--- Start of RECORDS FOR PROCESSING ---

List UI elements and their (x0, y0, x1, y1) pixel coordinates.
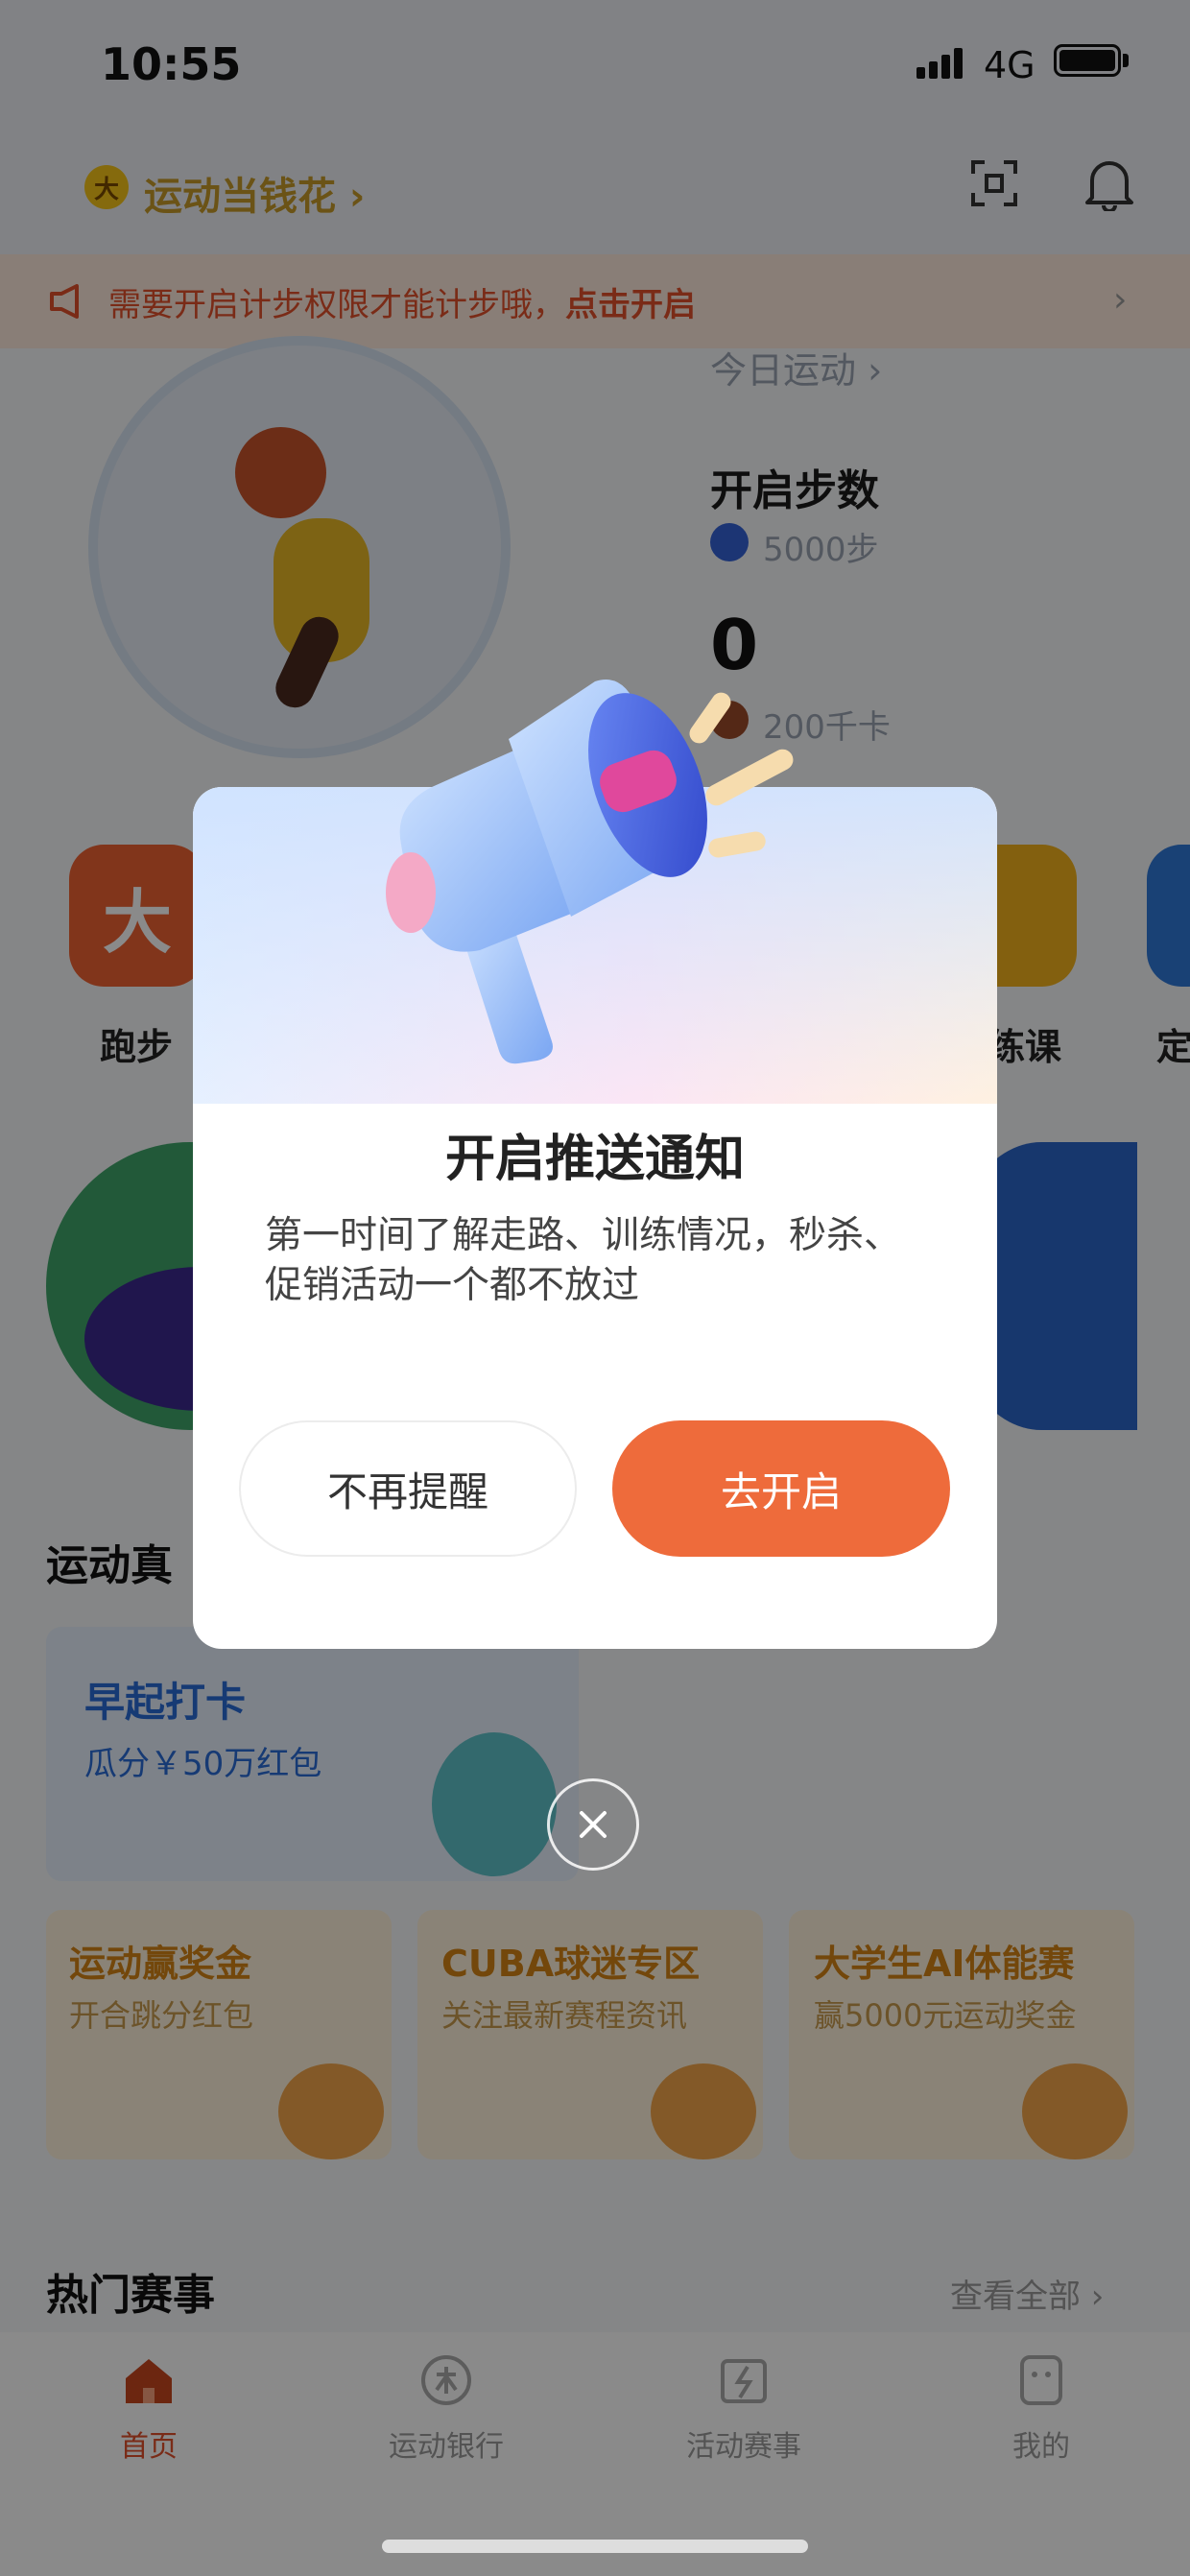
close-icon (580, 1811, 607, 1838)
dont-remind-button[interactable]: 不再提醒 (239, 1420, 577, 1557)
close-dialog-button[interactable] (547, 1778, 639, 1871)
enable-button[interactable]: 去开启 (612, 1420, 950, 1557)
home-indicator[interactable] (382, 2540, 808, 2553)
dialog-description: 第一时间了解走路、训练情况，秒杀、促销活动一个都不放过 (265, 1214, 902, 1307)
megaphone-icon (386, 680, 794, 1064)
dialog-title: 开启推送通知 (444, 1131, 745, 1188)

--- End of RECORDS FOR PROCESSING ---

=== EXERCISE PROMPT ===
Please arrange the entries above as a two-column CSV with the headers "input" and "output", one row per entry, putting each entry's text and its answer into a single quoted field and replacing line breaks with spaces. Omit the pictures.

=== SOLUTION ===
input,output
"List UI elements and their (x0, y0, x1, y1) pixel coordinates.","close-icon (580, 1811, 607, 1838) dont-remind-button[interactable]: 不再提醒 (239, 1420, 577, 1557) close-dialog-button[interactable] (547, 1778, 639, 1871) enable-button[interactable]: 去开启 (612, 1420, 950, 1557) home-indicator[interactable] (382, 2540, 808, 2553) dialog-description: 第一时间了解走路、训练情况，秒杀、促销活动一个都不放过 (265, 1214, 902, 1307) megaphone-icon (386, 680, 794, 1064) dialog-title: 开启推送通知 (444, 1131, 745, 1188)"